Stored records
________

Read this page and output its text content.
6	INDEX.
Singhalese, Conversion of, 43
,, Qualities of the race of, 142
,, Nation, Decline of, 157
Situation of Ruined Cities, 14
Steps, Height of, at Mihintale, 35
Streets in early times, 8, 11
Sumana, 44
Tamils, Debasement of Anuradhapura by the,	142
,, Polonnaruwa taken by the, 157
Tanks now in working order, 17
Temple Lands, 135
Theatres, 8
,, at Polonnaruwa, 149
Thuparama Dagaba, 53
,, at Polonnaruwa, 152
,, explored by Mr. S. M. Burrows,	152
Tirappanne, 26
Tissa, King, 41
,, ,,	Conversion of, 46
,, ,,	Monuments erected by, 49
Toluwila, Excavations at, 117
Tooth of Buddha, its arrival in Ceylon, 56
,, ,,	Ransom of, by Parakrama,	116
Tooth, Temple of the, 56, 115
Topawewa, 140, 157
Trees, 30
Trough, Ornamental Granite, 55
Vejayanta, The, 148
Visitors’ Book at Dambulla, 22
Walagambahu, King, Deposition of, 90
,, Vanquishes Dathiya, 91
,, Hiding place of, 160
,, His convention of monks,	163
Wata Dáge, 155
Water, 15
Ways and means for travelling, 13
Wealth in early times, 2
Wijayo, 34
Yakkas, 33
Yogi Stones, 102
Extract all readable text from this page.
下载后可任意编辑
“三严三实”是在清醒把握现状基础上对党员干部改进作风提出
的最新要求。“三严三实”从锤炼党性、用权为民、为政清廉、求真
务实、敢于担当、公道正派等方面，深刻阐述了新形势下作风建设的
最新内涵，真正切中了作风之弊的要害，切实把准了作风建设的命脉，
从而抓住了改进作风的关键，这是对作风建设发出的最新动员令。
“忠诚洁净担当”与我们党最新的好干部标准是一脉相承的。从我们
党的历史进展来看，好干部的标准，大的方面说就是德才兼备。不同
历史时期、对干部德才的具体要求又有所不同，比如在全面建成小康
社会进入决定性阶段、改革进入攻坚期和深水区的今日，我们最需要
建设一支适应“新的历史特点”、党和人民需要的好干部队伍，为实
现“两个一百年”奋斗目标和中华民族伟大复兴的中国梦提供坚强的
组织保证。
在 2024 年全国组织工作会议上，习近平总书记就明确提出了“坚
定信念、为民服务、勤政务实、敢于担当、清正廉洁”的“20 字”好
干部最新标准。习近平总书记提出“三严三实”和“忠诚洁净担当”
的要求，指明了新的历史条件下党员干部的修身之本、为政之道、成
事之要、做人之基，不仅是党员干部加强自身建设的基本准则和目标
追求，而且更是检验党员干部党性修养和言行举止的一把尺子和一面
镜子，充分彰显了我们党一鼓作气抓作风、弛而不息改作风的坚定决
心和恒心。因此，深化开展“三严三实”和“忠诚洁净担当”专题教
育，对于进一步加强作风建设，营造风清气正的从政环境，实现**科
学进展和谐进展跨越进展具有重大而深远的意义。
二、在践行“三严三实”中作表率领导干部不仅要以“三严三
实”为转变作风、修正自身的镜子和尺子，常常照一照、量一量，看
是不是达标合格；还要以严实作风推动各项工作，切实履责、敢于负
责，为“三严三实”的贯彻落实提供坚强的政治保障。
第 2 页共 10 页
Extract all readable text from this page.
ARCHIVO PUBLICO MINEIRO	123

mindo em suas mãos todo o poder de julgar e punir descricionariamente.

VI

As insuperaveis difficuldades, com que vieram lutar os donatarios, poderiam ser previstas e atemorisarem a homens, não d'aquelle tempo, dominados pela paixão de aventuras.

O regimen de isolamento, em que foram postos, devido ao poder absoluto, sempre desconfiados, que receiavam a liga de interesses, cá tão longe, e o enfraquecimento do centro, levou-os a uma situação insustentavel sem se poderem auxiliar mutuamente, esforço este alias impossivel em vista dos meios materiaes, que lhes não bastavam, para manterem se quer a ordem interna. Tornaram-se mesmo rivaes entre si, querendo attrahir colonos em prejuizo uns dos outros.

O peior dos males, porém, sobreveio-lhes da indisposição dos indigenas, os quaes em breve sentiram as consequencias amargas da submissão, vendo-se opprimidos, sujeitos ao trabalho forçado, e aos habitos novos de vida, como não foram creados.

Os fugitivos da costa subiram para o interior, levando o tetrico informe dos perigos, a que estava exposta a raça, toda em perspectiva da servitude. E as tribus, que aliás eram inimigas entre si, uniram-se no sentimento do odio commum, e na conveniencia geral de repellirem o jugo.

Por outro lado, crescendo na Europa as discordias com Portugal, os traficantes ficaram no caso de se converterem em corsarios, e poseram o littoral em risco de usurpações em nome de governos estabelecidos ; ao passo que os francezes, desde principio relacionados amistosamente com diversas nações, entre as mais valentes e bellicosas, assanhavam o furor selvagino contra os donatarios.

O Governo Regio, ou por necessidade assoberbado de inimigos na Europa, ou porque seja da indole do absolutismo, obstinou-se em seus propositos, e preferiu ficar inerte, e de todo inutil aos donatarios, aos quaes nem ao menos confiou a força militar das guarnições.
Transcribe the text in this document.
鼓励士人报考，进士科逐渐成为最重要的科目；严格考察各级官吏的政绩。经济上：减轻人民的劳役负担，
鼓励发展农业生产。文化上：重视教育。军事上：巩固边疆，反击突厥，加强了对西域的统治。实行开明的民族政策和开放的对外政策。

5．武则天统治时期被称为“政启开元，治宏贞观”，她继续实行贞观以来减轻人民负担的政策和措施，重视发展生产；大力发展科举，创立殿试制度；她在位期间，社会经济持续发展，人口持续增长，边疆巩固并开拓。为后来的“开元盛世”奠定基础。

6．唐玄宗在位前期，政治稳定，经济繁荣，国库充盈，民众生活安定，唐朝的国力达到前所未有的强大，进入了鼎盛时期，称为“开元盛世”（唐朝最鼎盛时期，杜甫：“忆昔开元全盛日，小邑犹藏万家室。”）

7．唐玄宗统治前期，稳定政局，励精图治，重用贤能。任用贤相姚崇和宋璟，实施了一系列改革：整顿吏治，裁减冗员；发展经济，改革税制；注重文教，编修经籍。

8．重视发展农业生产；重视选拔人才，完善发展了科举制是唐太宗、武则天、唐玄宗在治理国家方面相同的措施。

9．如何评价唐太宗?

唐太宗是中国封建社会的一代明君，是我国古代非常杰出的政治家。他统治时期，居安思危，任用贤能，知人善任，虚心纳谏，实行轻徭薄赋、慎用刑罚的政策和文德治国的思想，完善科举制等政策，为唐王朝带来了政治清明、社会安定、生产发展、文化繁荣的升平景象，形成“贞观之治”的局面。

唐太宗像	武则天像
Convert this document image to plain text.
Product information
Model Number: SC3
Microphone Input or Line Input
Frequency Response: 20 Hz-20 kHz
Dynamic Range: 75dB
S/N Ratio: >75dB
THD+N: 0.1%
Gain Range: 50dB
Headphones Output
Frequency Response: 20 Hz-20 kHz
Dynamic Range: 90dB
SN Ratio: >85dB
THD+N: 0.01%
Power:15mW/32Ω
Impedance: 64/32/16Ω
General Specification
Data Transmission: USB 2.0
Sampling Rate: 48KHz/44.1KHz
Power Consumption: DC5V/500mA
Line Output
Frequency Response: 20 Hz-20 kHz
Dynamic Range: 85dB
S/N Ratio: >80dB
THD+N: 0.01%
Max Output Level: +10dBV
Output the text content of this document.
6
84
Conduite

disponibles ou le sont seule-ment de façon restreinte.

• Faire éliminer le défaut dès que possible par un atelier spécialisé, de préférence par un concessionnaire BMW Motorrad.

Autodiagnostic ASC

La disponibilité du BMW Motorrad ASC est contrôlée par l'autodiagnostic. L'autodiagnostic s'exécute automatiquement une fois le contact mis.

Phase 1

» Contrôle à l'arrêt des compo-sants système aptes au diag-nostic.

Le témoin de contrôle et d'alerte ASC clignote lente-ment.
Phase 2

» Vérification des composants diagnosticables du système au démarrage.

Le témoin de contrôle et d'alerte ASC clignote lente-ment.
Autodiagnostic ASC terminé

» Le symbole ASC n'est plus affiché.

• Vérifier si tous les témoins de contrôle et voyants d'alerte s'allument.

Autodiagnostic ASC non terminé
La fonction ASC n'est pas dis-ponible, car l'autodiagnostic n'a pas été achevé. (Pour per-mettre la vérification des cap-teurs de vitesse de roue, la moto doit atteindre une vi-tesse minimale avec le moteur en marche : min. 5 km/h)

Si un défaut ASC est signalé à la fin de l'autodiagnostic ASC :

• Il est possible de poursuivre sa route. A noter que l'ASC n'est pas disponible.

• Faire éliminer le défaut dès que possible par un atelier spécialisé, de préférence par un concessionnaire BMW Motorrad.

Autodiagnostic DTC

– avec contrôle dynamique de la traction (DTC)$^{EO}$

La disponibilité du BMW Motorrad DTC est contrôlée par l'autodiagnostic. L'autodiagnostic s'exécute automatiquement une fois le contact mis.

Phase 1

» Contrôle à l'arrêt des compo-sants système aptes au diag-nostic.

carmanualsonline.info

________

REQUEST. Answer with one number: how many lines in the listing hold "开元盛世".

RESULT OF THIS EXERCISE. 2